In full and without alteration, repeat the material.

▸ **Stored records**:
↓

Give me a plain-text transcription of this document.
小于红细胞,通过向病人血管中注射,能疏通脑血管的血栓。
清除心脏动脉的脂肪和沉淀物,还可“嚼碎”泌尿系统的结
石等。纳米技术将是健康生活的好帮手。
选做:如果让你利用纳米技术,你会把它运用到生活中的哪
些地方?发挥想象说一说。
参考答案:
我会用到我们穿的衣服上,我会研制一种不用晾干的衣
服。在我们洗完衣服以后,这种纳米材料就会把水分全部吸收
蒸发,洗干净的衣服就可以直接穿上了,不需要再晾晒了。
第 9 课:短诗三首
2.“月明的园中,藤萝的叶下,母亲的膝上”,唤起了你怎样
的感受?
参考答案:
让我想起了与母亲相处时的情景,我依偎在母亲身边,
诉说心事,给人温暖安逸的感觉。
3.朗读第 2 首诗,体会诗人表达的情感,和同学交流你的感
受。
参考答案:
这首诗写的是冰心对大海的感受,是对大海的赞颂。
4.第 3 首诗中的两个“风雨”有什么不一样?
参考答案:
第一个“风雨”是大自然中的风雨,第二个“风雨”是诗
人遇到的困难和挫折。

↑

▸ **Answer to the task**:
Give me a plain-text transcription of this document.
小于红细胞,通过向病人血管中注射,能疏通脑血管的血栓。
清除心脏动脉的脂肪和沉淀物,还可“嚼碎”泌尿系统的结
石等。纳米技术将是健康生活的好帮手。
选做:如果让你利用纳米技术,你会把它运用到生活中的哪
些地方?发挥想象说一说。
参考答案:
我会用到我们穿的衣服上,我会研制一种不用晾干的衣
服。在我们洗完衣服以后,这种纳米材料就会把水分全部吸收
蒸发,洗干净的衣服就可以直接穿上了,不需要再晾晒了。
第 9 课:短诗三首
2.“月明的园中,藤萝的叶下,母亲的膝上”,唤起了你怎样
的感受?
参考答案:
让我想起了与母亲相处时的情景,我依偎在母亲身边,
诉说心事,给人温暖安逸的感觉。
3.朗读第 2 首诗,体会诗人表达的情感,和同学交流你的感
受。
参考答案:
这首诗写的是冰心对大海的感受,是对大海的赞颂。
4.第 3 首诗中的两个“风雨”有什么不一样?
参考答案:
第一个“风雨”是大自然中的风雨,第二个“风雨”是诗
人遇到的困难和挫折。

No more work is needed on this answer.